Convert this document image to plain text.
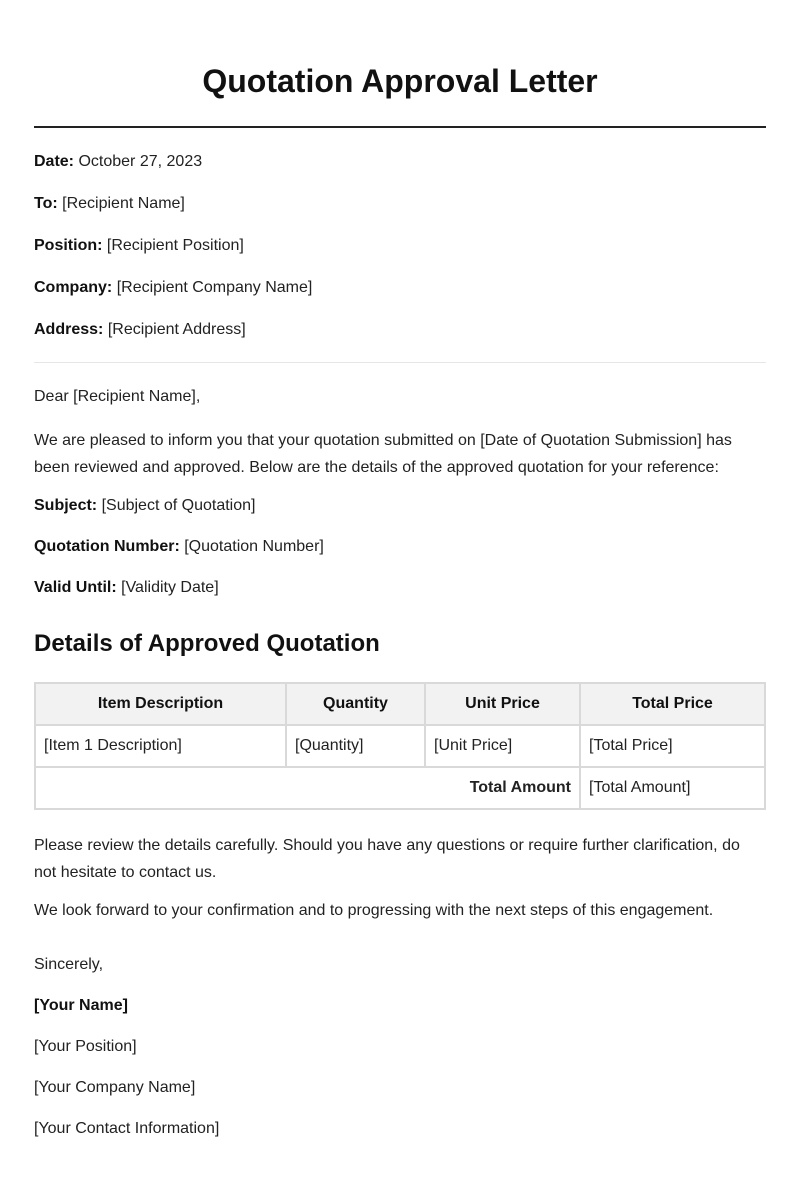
Quotation Approval Letter

Date: October 27, 2023

To: [Recipient Name]

Position: [Recipient Position]

Company: [Recipient Company Name]

Address: [Recipient Address]

Dear [Recipient Name],

We are pleased to inform you that your quotation submitted on [Date of Quotation Submission] has been reviewed and approved. Below are the details of the approved quotation for your reference:

Subject: [Subject of Quotation]

Quotation Number: [Quotation Number]

Valid Until: [Validity Date]

Details of Approved Quotation
Item Description	Quantity	Unit Price	Total Price
[Item 1 Description]	[Quantity]	[Unit Price]	[Total Price]
Total Amount			[Total Amount]

Please review the details carefully. Should you have any questions or require further clarification, do not hesitate to contact us.

We look forward to your confirmation and to progressing with the next steps of this engagement.

Sincerely,

[Your Name]

[Your Position]

[Your Company Name]

[Your Contact Information]
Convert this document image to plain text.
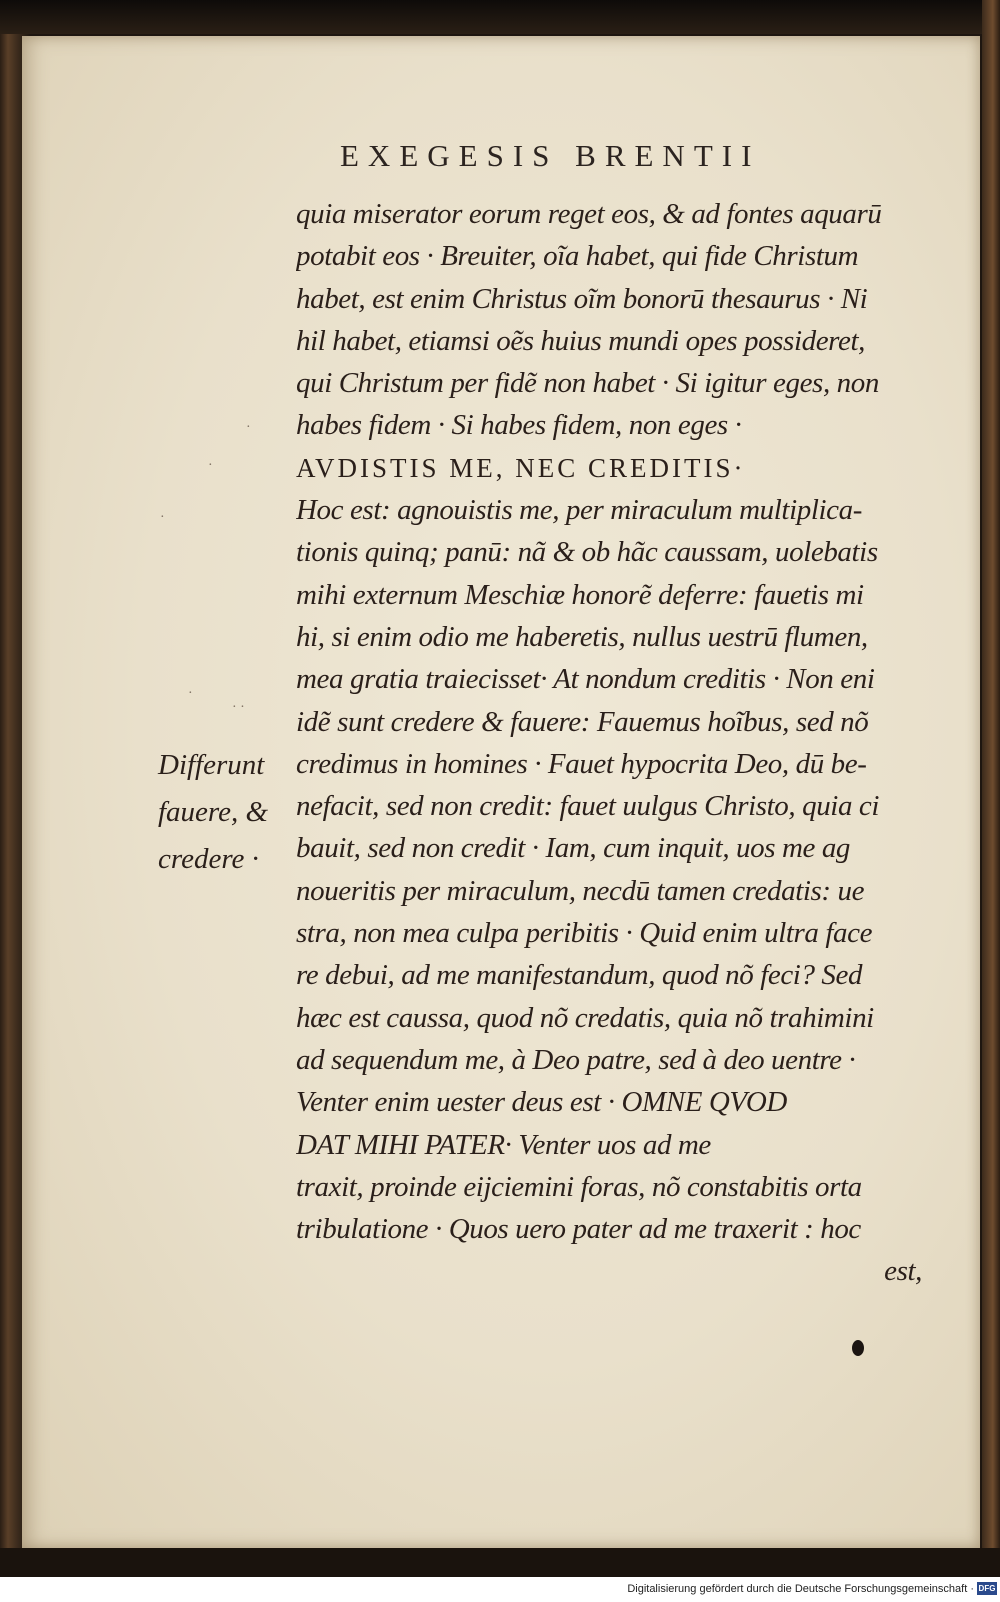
EXEGESIS BRENTII
quia miserator eorum reget eos, & ad fontes aquarū
potabit eos · Breuiter, oĩa habet, qui fide Christum
habet, est enim Christus oĩm bonorū thesaurus · Ni
hil habet, etiamsi oẽs huius mundi opes possideret,
qui Christum per fidẽ non habet · Si igitur eges, non
habes fidem · Si habes fidem, non eges ·
AVDISTIS ME, NEC CREDITIS·
Hoc est: agnouistis me, per miraculum multiplica-
tionis quinq; panū: nã & ob hãc caussam, uolebatis
mihi externum Meschiæ honorẽ deferre: fauetis mi
hi, si enim odio me haberetis, nullus uestrū flumen,
mea gratia traiecisset· At nondum creditis · Non eni
idẽ sunt credere & fauere: Fauemus hoĩbus, sed nõ
credimus in homines · Fauet hypocrita Deo, dū be-
nefacit, sed non credit: fauet uulgus Christo, quia ci
bauit, sed non credit · Iam, cum inquit, uos me ag
noueritis per miraculum, necdū tamen credatis: ue
stra, non mea culpa peribitis · Quid enim ultra face
re debui, ad me manifestandum, quod nõ feci? Sed
hæc est caussa, quod nõ credatis, quia nõ trahimini
ad sequendum me, à Deo patre, sed à deo uentre ·
Venter enim uester deus est · OMNE QVOD
DAT MIHI PATER· Venter uos ad me
traxit, proinde eijciemini foras, nõ constabitis orta
tribulatione · Quos uero pater ad me traxerit : hoc
est,
Differunt
fauere, &
credere ·
·
·
·
·
· ·
Digitalisierung gefördert durch die Deutsche Forschungsgemeinschaft · DFG
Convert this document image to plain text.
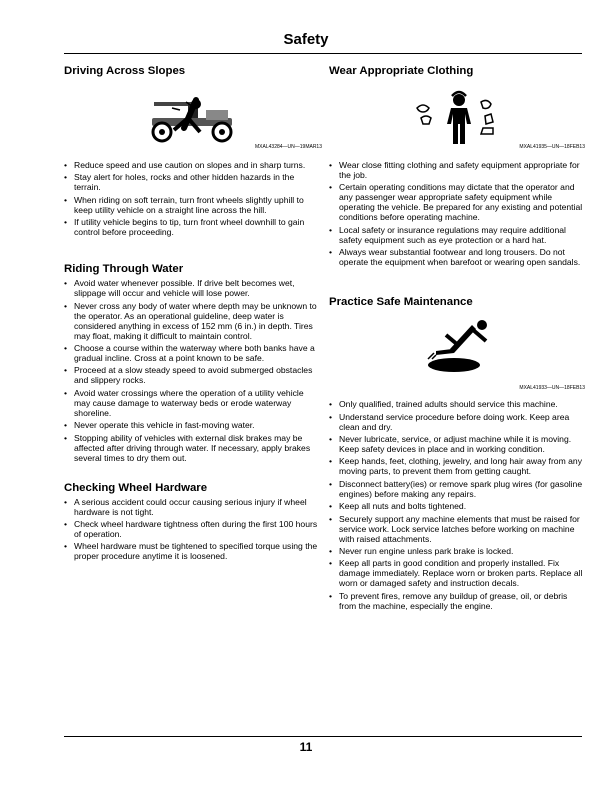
Safety
Driving Across Slopes
MXAL43284—UN—19MAR13
• Reduce speed and use caution on slopes and in sharp turns.
• Stay alert for holes, rocks and other hidden hazards in the terrain.
• When riding on soft terrain, turn front wheels slightly uphill to keep utility vehicle on a straight line across the hill.
• If utility vehicle begins to tip, turn front wheel downhill to gain control before proceeding.
Riding Through Water
• Avoid water whenever possible. If drive belt becomes wet, slippage will occur and vehicle will lose power.
• Never cross any body of water where depth may be unknown to the operator. As an operational guideline, deep water is considered anything in excess of 152 mm (6 in.) in depth. Tires may float, making it difficult to maintain control.
• Choose a course within the waterway where both banks have a gradual incline. Cross at a point known to be safe.
• Proceed at a slow steady speed to avoid submerged obstacles and slippery rocks.
• Avoid water crossings where the operation of a utility vehicle may cause damage to waterway beds or erode waterway shoreline.
• Never operate this vehicle in fast-moving water.
• Stopping ability of vehicles with external disk brakes may be affected after driving through water. If necessary, apply brakes several times to dry them out.
Checking Wheel Hardware
• A serious accident could occur causing serious injury if wheel hardware is not tight.
• Check wheel hardware tightness often during the first 100 hours of operation.
• Wheel hardware must be tightened to specified torque using the proper procedure anytime it is loosened.
Wear Appropriate Clothing
MXAL41935—UN—18FEB13
• Wear close fitting clothing and safety equipment appropriate for the job.
• Certain operating conditions may dictate that the operator and any passenger wear appropriate safety equipment while operating the vehicle. Be prepared for any existing and potential conditions before operating machine.
• Local safety or insurance regulations may require additional safety equipment such as eye protection or a hard hat.
• Always wear substantial footwear and long trousers. Do not operate the equipment when barefoot or wearing open sandals.
Practice Safe Maintenance
MXAL41933—UN—18FEB13
• Only qualified, trained adults should service this machine.
• Understand service procedure before doing work. Keep area clean and dry.
• Never lubricate, service, or adjust machine while it is moving. Keep safety devices in place and in working condition.
• Keep hands, feet, clothing, jewelry, and long hair away from any moving parts, to prevent them from getting caught.
• Disconnect battery(ies) or remove spark plug wires (for gasoline engines) before making any repairs.
• Keep all nuts and bolts tightened.
• Securely support any machine elements that must be raised for service work. Lock service latches before working on machine with raised attachments.
• Never run engine unless park brake is locked.
• Keep all parts in good condition and properly installed. Fix damage immediately. Replace worn or broken parts. Replace all worn or damaged safety and instruction decals.
• To prevent fires, remove any buildup of grease, oil, or debris from the machine, especially the engine.
11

++++

## What you are asked to do
Without the pictures, repeat all the records word for word.

## Task response
Convert this document image to plain text.
Quotation Approval Letter

Date: October 27, 2023

To: [Recipient Name]

Position: [Recipient Position]

Company: [Recipient Company Name]

Address: [Recipient Address]

Dear [Recipient Name],

We are pleased to inform you that your quotation submitted on [Date of Quotation Submission] has been reviewed and approved. Below are the details of the approved quotation for your reference:

Subject: [Subject of Quotation]

Quotation Number: [Quotation Number]

Valid Until: [Validity Date]

Details of Approved Quotation
Item Description	Quantity	Unit Price	Total Price
[Item 1 Description]	[Quantity]	[Unit Price]	[Total Price]
Total Amount			[Total Amount]

Please review the details carefully. Should you have any questions or require further clarification, do not hesitate to contact us.

We look forward to your confirmation and to progressing with the next steps of this engagement.

Sincerely,

[Your Name]

[Your Position]

[Your Company Name]

[Your Contact Information]
Convert this document image to plain text.
EXEGESIS BRENTII
quia miserator eorum reget eos, & ad fontes aquarū
potabit eos · Breuiter, oĩa habet, qui fide Christum
habet, est enim Christus oĩm bonorū thesaurus · Ni
hil habet, etiamsi oẽs huius mundi opes possideret,
qui Christum per fidẽ non habet · Si igitur eges, non
habes fidem · Si habes fidem, non eges ·
AVDISTIS ME, NEC CREDITIS·
Hoc est: agnouistis me, per miraculum multiplica-
tionis quinq; panū: nã & ob hãc caussam, uolebatis
mihi externum Meschiæ honorẽ deferre: fauetis mi
hi, si enim odio me haberetis, nullus uestrū flumen,
mea gratia traiecisset· At nondum creditis · Non eni
idẽ sunt credere & fauere: Fauemus hoĩbus, sed nõ
credimus in homines · Fauet hypocrita Deo, dū be-
nefacit, sed non credit: fauet uulgus Christo, quia ci
bauit, sed non credit · Iam, cum inquit, uos me ag
noueritis per miraculum, necdū tamen credatis: ue
stra, non mea culpa peribitis · Quid enim ultra face
re debui, ad me manifestandum, quod nõ feci? Sed
hæc est caussa, quod nõ credatis, quia nõ trahimini
ad sequendum me, à Deo patre, sed à deo uentre ·
Venter enim uester deus est · OMNE QVOD
DAT MIHI PATER· Venter uos ad me
traxit, proinde eijciemini foras, nõ constabitis orta
tribulatione · Quos uero pater ad me traxerit : hoc
est,
Differunt
fauere, &
credere ·
·
·
·
·
· ·
Digitalisierung gefördert durch die Deutsche Forschungsgemeinschaft · DFG
Convert this document image to plain text.
Safety
Driving Across Slopes
MXAL43284—UN—19MAR13
• Reduce speed and use caution on slopes and in sharp turns.
• Stay alert for holes, rocks and other hidden hazards in the terrain.
• When riding on soft terrain, turn front wheels slightly uphill to keep utility vehicle on a straight line across the hill.
• If utility vehicle begins to tip, turn front wheel downhill to gain control before proceeding.
Riding Through Water
• Avoid water whenever possible. If drive belt becomes wet, slippage will occur and vehicle will lose power.
• Never cross any body of water where depth may be unknown to the operator. As an operational guideline, deep water is considered anything in excess of 152 mm (6 in.) in depth. Tires may float, making it difficult to maintain control.
• Choose a course within the waterway where both banks have a gradual incline. Cross at a point known to be safe.
• Proceed at a slow steady speed to avoid submerged obstacles and slippery rocks.
• Avoid water crossings where the operation of a utility vehicle may cause damage to waterway beds or erode waterway shoreline.
• Never operate this vehicle in fast-moving water.
• Stopping ability of vehicles with external disk brakes may be affected after driving through water. If necessary, apply brakes several times to dry them out.
Checking Wheel Hardware
• A serious accident could occur causing serious injury if wheel hardware is not tight.
• Check wheel hardware tightness often during the first 100 hours of operation.
• Wheel hardware must be tightened to specified torque using the proper procedure anytime it is loosened.
Wear Appropriate Clothing
MXAL41935—UN—18FEB13
• Wear close fitting clothing and safety equipment appropriate for the job.
• Certain operating conditions may dictate that the operator and any passenger wear appropriate safety equipment while operating the vehicle. Be prepared for any existing and potential conditions before operating machine.
• Local safety or insurance regulations may require additional safety equipment such as eye protection or a hard hat.
• Always wear substantial footwear and long trousers. Do not operate the equipment when barefoot or wearing open sandals.
Practice Safe Maintenance
MXAL41933—UN—18FEB13
• Only qualified, trained adults should service this machine.
• Understand service procedure before doing work. Keep area clean and dry.
• Never lubricate, service, or adjust machine while it is moving. Keep safety devices in place and in working condition.
• Keep hands, feet, clothing, jewelry, and long hair away from any moving parts, to prevent them from getting caught.
• Disconnect battery(ies) or remove spark plug wires (for gasoline engines) before making any repairs.
• Keep all nuts and bolts tightened.
• Securely support any machine elements that must be raised for service work. Lock service latches before working on machine with raised attachments.
• Never run engine unless park brake is locked.
• Keep all parts in good condition and properly installed. Fix damage immediately. Replace worn or broken parts. Replace all worn or damaged safety and instruction decals.
• To prevent fires, remove any buildup of grease, oil, or debris from the machine, especially the engine.
11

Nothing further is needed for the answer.